Selected passage:

A third former Indiana University basketball player has alleged in a lawsuit that the team doctor sexually abused him and the school did nothing to protect him from a predator.
John Flowers joins players Haris Mujezinovic and Charlie Miller in an amended class-action lawsuit against the Indiana University Trustees. Flowers said in the lawsuit that he was subjected to at least two unnecessary prostate examinations by Dr. Bradford Bomba Sr. when he played for the Hoosiers from 1981 to 1982, according to the federal lawsuit filed Tuesday in the Southern District of Indiana.
In addition to adding Flowers as a plaintiff, the lawsuit names longtime men’s basketball trainer Tim Garl as a defendant. It alleges that Garl was aware that Bomba was performing “invasive, harassing, and demeaning digital rectal examinations” when Garl referred players to Bomba.
“After his first physical, Flowers’s teammates told him he had ‘passed’ Dr. Bomba, Sr.’s ‘test,’ and that he would not have to undergo a digital rectal examination again,” the lawsuit says. “Garl laughed at Flowers and his freshman teammates and made jokes at their expense regarding the digital rectal examinations they endured.”
Flowers, who went on to play basketball at the University of Nevada, Las Vegas, and later played professional basketball in Europe before he retired, added his allegations to a lawsuit Mujezinovic and Miller first filed in Ocetober.
Mujezinovic and Miller played for the Hoosiers in the 1990s under legendary coach Bobby Knight, who died two years ago at age 83.
“I am proud to stand up on behalf of my former teammates and other IU basketball players to seek justice for the sexual abuse we endured as members of the Hoosiers,” Flowers, who lives in Arizona, said in a statement.
Kathleen Delaney, who represents Flowers, Mujezinovic and Miller, has said in court papers that Bomba may have violated at least 100 male athletes.

Problems to work on:
**A.** Duplicate the portion of the article on the Indiana basketball lawsuit starting at "In addition to" and ending at "players to Bomba.".
**B.** From the listing, write out the lines starting at the one that contains "46, 260, 70]" and ending at the one that contains "720, 480, 775]", with both of those lines included.
The article and the listing are unrelated sources.

Dataset listing:
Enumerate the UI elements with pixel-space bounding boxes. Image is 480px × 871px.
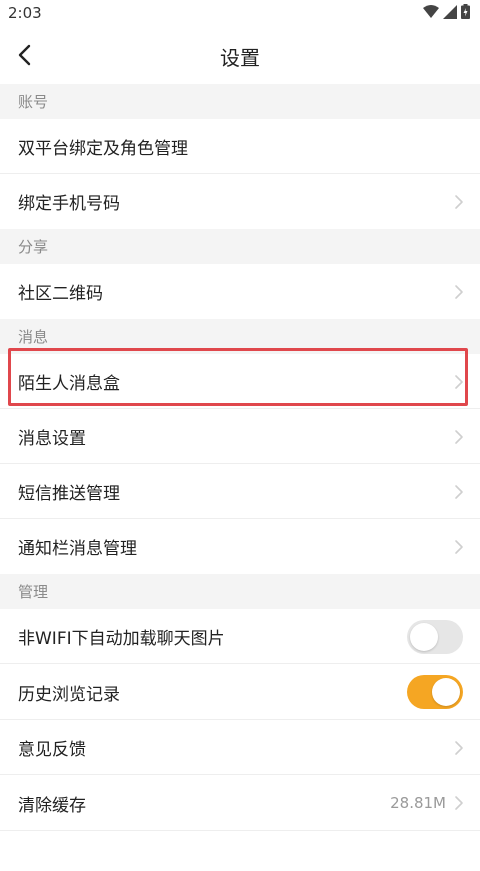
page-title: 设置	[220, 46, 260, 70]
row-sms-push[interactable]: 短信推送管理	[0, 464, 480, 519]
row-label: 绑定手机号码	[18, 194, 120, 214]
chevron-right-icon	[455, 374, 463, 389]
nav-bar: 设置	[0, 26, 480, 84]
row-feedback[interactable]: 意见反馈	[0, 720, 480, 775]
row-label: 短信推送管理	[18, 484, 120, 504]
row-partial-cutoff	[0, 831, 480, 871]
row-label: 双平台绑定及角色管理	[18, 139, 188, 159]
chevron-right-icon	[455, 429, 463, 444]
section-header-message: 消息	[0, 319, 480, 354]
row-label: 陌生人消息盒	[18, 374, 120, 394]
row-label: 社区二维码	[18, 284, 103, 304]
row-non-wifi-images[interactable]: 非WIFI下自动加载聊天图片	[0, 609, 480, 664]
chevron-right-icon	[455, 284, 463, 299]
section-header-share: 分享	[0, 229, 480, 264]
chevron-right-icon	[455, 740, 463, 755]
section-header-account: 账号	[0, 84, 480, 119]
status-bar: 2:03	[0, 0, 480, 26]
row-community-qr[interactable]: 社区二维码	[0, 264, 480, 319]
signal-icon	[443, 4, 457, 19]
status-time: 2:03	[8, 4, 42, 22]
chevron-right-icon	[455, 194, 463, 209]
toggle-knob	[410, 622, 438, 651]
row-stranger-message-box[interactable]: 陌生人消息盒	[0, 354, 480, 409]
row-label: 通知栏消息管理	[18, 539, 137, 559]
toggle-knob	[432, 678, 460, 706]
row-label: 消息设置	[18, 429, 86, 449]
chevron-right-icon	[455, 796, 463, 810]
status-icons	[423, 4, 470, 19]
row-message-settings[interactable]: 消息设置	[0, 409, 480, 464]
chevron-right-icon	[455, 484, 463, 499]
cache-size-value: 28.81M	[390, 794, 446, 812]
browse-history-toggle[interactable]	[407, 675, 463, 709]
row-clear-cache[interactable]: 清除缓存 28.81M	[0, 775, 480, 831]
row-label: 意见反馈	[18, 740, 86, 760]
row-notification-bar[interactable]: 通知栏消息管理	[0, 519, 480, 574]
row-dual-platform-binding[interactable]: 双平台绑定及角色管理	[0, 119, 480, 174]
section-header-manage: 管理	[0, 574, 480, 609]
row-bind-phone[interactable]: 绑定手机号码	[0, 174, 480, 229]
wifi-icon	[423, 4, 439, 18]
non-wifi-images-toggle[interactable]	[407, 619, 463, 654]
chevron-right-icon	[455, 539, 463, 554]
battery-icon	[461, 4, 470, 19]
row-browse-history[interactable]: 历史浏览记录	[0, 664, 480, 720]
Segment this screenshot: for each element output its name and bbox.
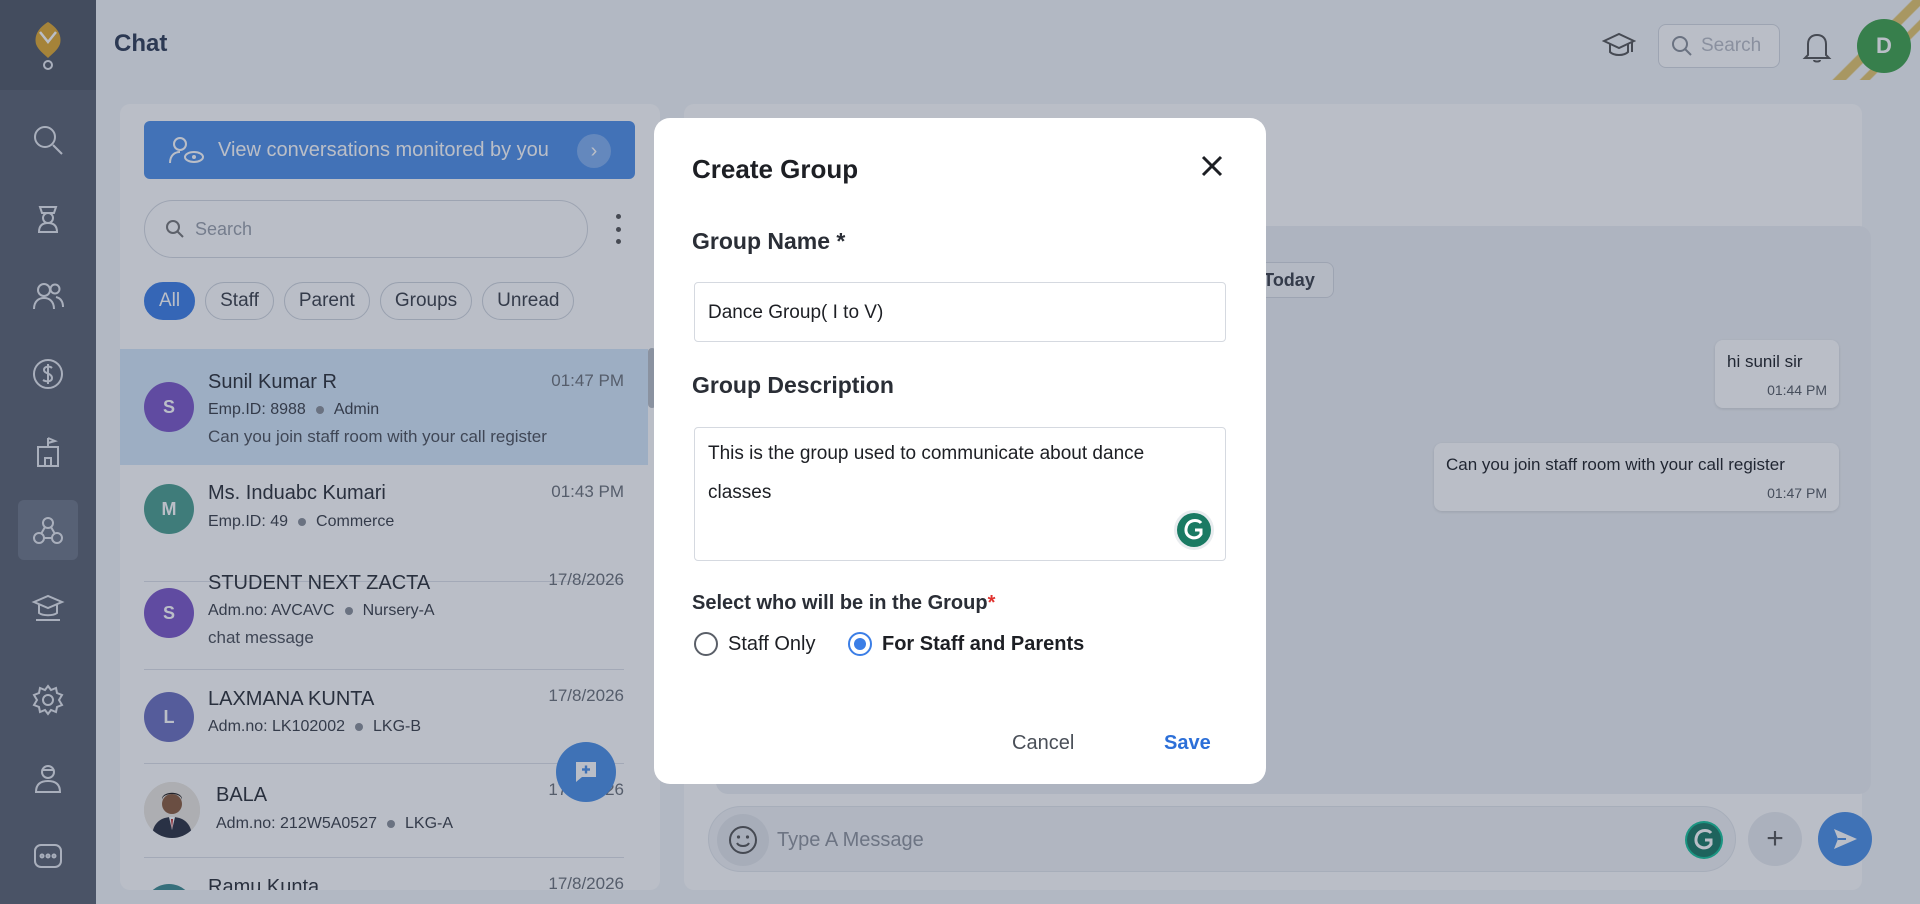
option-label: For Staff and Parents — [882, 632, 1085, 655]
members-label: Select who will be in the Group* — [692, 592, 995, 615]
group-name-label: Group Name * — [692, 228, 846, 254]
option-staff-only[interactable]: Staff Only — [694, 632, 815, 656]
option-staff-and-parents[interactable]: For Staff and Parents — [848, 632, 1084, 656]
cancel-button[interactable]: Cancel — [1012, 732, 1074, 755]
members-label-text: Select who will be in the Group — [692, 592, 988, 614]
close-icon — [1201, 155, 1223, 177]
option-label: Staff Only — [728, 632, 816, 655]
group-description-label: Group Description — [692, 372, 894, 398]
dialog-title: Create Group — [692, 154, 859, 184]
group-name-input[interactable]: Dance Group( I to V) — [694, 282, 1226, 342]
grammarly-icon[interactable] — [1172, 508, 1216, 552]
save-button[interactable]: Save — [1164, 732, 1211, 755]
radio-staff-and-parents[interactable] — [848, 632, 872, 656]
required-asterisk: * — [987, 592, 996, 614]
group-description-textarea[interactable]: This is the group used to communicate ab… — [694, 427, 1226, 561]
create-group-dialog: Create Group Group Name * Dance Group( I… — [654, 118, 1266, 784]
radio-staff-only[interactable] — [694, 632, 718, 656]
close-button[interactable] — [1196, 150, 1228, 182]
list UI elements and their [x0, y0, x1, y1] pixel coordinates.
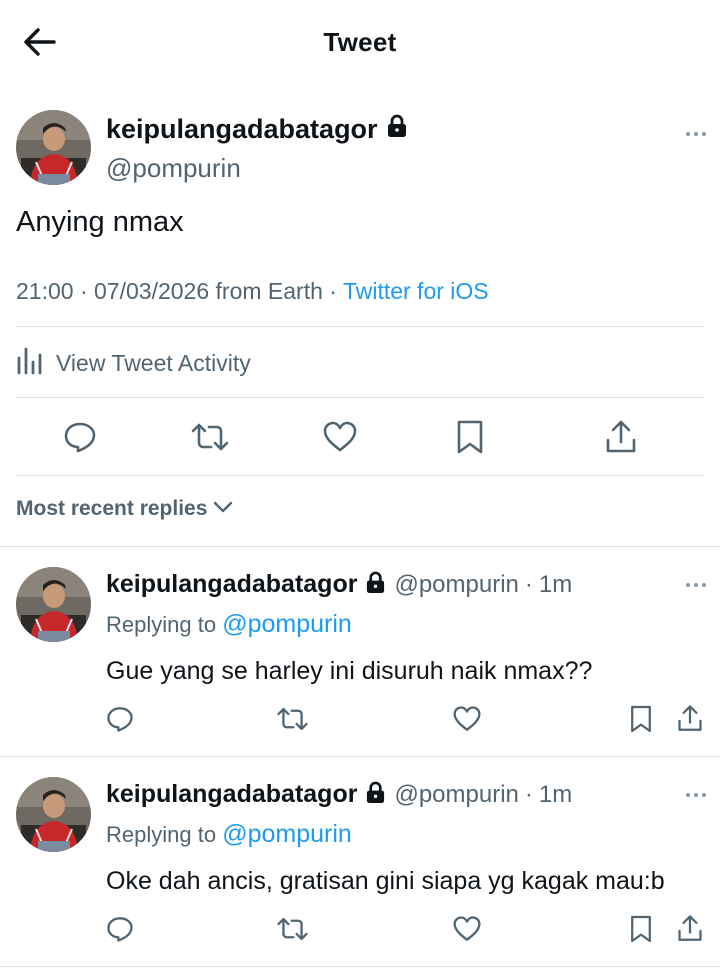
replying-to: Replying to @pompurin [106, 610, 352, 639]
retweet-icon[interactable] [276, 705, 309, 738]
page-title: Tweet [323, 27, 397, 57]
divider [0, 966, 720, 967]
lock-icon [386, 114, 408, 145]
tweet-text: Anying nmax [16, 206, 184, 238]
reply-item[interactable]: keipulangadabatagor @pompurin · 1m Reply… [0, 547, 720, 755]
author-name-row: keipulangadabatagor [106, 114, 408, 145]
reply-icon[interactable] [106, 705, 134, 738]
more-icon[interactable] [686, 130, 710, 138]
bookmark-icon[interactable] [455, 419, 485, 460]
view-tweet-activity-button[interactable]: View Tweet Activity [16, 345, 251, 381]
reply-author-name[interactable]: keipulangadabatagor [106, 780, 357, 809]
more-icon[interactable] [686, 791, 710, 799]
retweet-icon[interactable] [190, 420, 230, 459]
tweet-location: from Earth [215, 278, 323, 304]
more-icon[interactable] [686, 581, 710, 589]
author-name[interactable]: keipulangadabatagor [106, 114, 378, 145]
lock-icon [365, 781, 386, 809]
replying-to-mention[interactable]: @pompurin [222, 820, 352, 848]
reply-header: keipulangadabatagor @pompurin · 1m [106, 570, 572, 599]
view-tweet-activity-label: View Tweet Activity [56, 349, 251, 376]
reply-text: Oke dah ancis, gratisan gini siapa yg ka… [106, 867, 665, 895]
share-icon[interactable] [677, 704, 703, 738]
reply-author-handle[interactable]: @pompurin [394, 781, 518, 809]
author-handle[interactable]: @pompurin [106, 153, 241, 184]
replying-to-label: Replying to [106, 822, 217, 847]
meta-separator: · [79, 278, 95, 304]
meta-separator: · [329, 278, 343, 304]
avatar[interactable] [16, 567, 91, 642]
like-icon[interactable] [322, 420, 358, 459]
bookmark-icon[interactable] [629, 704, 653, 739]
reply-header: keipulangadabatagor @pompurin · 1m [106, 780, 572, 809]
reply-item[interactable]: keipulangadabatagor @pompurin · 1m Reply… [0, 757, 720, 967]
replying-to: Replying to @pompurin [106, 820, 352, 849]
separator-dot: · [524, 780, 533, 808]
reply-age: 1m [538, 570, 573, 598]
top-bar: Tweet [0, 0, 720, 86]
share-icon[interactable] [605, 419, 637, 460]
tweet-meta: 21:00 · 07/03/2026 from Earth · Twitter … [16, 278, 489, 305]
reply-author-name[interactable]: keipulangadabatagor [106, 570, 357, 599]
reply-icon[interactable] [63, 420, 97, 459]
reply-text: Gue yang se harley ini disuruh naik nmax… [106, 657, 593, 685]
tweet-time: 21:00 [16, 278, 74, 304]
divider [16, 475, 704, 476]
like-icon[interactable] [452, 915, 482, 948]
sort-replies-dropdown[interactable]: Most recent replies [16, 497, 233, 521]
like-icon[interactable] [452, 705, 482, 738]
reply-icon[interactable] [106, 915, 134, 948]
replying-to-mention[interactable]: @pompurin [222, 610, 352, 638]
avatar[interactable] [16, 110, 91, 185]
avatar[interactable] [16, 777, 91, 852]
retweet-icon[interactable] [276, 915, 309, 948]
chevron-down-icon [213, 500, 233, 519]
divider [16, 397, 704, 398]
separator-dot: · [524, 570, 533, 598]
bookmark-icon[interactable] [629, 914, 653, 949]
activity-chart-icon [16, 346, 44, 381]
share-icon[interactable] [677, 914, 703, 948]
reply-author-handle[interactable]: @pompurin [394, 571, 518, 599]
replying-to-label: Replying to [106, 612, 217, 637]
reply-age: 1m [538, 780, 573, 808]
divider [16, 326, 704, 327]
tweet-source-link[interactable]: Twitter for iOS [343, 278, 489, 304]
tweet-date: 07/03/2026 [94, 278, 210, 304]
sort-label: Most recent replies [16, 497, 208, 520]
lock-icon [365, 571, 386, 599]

Results by task:
**A.**
In addition to adding Flowers as a plaintiff, the lawsuit names longtime men’s basketball trainer Tim Garl as a defendant. It alleges that Garl was aware that Bomba was performing “invasive, harassing, and demeaning digital rectal examinations” when Garl referred players to Bomba.

**B.**
page-title: 设置	[220, 46, 260, 70]
row-sms-push[interactable]: 短信推送管理	[0, 464, 480, 519]
row-label: 绑定手机号码	[18, 194, 120, 214]
chevron-right-icon	[455, 374, 463, 389]
nav-bar: 设置	[0, 26, 480, 84]
row-feedback[interactable]: 意见反馈	[0, 720, 480, 775]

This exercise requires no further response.